:: Exercise instructions ::
Every line of the material below must be repeated exactly.

:: Entries with figure data ::
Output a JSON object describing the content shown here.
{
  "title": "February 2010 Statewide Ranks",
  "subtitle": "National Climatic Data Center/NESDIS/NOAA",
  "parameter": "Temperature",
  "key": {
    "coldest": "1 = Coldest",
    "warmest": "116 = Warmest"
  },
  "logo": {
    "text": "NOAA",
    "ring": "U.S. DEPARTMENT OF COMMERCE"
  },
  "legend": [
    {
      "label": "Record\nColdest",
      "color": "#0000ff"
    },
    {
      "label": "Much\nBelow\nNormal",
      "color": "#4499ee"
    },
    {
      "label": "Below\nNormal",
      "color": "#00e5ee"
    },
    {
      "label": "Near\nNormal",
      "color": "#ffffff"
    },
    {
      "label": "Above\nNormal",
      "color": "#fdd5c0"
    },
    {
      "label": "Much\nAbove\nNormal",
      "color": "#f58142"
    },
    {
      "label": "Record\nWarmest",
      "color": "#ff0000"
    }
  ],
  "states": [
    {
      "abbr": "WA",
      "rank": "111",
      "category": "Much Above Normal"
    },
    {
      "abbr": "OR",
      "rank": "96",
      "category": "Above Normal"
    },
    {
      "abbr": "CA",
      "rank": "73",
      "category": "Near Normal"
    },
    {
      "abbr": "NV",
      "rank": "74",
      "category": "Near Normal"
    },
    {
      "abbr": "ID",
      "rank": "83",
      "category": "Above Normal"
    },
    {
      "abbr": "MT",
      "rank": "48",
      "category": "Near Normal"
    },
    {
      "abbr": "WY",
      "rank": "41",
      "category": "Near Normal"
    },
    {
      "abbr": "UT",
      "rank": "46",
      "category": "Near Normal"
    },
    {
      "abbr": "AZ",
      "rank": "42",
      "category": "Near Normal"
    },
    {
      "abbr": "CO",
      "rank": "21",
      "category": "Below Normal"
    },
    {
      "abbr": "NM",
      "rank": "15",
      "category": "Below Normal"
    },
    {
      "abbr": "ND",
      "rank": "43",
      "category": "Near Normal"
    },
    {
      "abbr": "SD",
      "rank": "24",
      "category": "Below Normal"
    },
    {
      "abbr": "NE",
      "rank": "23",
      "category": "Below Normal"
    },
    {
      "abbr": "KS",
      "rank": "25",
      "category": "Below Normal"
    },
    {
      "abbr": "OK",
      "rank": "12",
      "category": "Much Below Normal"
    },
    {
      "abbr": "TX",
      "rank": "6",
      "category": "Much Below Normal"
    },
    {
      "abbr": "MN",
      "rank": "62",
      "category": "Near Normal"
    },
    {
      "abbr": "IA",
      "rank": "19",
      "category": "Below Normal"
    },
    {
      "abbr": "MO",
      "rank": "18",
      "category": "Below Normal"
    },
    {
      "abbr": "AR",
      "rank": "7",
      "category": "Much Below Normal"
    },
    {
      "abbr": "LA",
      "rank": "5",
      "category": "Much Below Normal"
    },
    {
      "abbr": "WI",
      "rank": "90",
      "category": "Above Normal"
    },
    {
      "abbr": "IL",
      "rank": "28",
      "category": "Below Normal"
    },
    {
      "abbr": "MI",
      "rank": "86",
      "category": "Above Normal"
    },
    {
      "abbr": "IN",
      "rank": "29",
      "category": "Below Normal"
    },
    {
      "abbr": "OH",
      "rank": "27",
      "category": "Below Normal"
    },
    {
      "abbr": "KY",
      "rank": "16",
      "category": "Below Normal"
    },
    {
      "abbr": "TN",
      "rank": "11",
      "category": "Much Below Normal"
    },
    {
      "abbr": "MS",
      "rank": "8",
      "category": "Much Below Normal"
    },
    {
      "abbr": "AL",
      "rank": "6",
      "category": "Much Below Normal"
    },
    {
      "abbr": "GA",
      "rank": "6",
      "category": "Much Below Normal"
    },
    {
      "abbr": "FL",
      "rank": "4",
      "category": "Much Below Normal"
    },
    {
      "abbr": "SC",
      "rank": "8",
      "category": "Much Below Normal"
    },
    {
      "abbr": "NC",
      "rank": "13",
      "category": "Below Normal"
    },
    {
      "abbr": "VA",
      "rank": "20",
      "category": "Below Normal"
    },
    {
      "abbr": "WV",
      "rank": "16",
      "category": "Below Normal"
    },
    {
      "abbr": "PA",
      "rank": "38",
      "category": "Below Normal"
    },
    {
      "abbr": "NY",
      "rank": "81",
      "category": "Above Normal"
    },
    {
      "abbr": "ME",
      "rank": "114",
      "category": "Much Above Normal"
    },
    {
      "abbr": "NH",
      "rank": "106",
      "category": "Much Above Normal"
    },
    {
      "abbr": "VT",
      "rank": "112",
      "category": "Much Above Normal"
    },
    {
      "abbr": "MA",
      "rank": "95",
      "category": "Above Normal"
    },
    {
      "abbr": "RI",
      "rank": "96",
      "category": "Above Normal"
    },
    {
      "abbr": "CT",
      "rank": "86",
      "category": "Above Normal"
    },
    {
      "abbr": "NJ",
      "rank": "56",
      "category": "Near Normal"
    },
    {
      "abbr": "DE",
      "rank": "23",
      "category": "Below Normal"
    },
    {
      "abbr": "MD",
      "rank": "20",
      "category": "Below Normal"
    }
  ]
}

:: Solution to the exercise ::
Output a JSON object describing the content shown here.
{
  "title": "February 2010 Statewide Ranks",
  "subtitle": "National Climatic Data Center/NESDIS/NOAA",
  "parameter": "Temperature",
  "key": {
    "coldest": "1 = Coldest",
    "warmest": "116 = Warmest"
  },
  "logo": {
    "text": "NOAA",
    "ring": "U.S. DEPARTMENT OF COMMERCE"
  },
  "legend": [
    {
      "label": "Record\nColdest",
      "color": "#0000ff"
    },
    {
      "label": "Much\nBelow\nNormal",
      "color": "#4499ee"
    },
    {
      "label": "Below\nNormal",
      "color": "#00e5ee"
    },
    {
      "label": "Near\nNormal",
      "color": "#ffffff"
    },
    {
      "label": "Above\nNormal",
      "color": "#fdd5c0"
    },
    {
      "label": "Much\nAbove\nNormal",
      "color": "#f58142"
    },
    {
      "label": "Record\nWarmest",
      "color": "#ff0000"
    }
  ],
  "states": [
    {
      "abbr": "WA",
      "rank": "111",
      "category": "Much Above Normal"
    },
    {
      "abbr": "OR",
      "rank": "96",
      "category": "Above Normal"
    },
    {
      "abbr": "CA",
      "rank": "73",
      "category": "Near Normal"
    },
    {
      "abbr": "NV",
      "rank": "74",
      "category": "Near Normal"
    },
    {
      "abbr": "ID",
      "rank": "83",
      "category": "Above Normal"
    },
    {
      "abbr": "MT",
      "rank": "48",
      "category": "Near Normal"
    },
    {
      "abbr": "WY",
      "rank": "41",
      "category": "Near Normal"
    },
    {
      "abbr": "UT",
      "rank": "46",
      "category": "Near Normal"
    },
    {
      "abbr": "AZ",
      "rank": "42",
      "category": "Near Normal"
    },
    {
      "abbr": "CO",
      "rank": "21",
      "category": "Below Normal"
    },
    {
      "abbr": "NM",
      "rank": "15",
      "category": "Below Normal"
    },
    {
      "abbr": "ND",
      "rank": "43",
      "category": "Near Normal"
    },
    {
      "abbr": "SD",
      "rank": "24",
      "category": "Below Normal"
    },
    {
      "abbr": "NE",
      "rank": "23",
      "category": "Below Normal"
    },
    {
      "abbr": "KS",
      "rank": "25",
      "category": "Below Normal"
    },
    {
      "abbr": "OK",
      "rank": "12",
      "category": "Much Below Normal"
    },
    {
      "abbr": "TX",
      "rank": "6",
      "category": "Much Below Normal"
    },
    {
      "abbr": "MN",
      "rank": "62",
      "category": "Near Normal"
    },
    {
      "abbr": "IA",
      "rank": "19",
      "category": "Below Normal"
    },
    {
      "abbr": "MO",
      "rank": "18",
      "category": "Below Normal"
    },
    {
      "abbr": "AR",
      "rank": "7",
      "category": "Much Below Normal"
    },
    {
      "abbr": "LA",
      "rank": "5",
      "category": "Much Below Normal"
    },
    {
      "abbr": "WI",
      "rank": "90",
      "category": "Above Normal"
    },
    {
      "abbr": "IL",
      "rank": "28",
      "category": "Below Normal"
    },
    {
      "abbr": "MI",
      "rank": "86",
      "category": "Above Normal"
    },
    {
      "abbr": "IN",
      "rank": "29",
      "category": "Below Normal"
    },
    {
      "abbr": "OH",
      "rank": "27",
      "category": "Below Normal"
    },
    {
      "abbr": "KY",
      "rank": "16",
      "category": "Below Normal"
    },
    {
      "abbr": "TN",
      "rank": "11",
      "category": "Much Below Normal"
    },
    {
      "abbr": "MS",
      "rank": "8",
      "category": "Much Below Normal"
    },
    {
      "abbr": "AL",
      "rank": "6",
      "category": "Much Below Normal"
    },
    {
      "abbr": "GA",
      "rank": "6",
      "category": "Much Below Normal"
    },
    {
      "abbr": "FL",
      "rank": "4",
      "category": "Much Below Normal"
    },
    {
      "abbr": "SC",
      "rank": "8",
      "category": "Much Below Normal"
    },
    {
      "abbr": "NC",
      "rank": "13",
      "category": "Below Normal"
    },
    {
      "abbr": "VA",
      "rank": "20",
      "category": "Below Normal"
    },
    {
      "abbr": "WV",
      "rank": "16",
      "category": "Below Normal"
    },
    {
      "abbr": "PA",
      "rank": "38",
      "category": "Below Normal"
    },
    {
      "abbr": "NY",
      "rank": "81",
      "category": "Above Normal"
    },
    {
      "abbr": "ME",
      "rank": "114",
      "category": "Much Above Normal"
    },
    {
      "abbr": "NH",
      "rank": "106",
      "category": "Much Above Normal"
    },
    {
      "abbr": "VT",
      "rank": "112",
      "category": "Much Above Normal"
    },
    {
      "abbr": "MA",
      "rank": "95",
      "category": "Above Normal"
    },
    {
      "abbr": "RI",
      "rank": "96",
      "category": "Above Normal"
    },
    {
      "abbr": "CT",
      "rank": "86",
      "category": "Above Normal"
    },
    {
      "abbr": "NJ",
      "rank": "56",
      "category": "Near Normal"
    },
    {
      "abbr": "DE",
      "rank": "23",
      "category": "Below Normal"
    },
    {
      "abbr": "MD",
      "rank": "20",
      "category": "Below Normal"
    }
  ]
}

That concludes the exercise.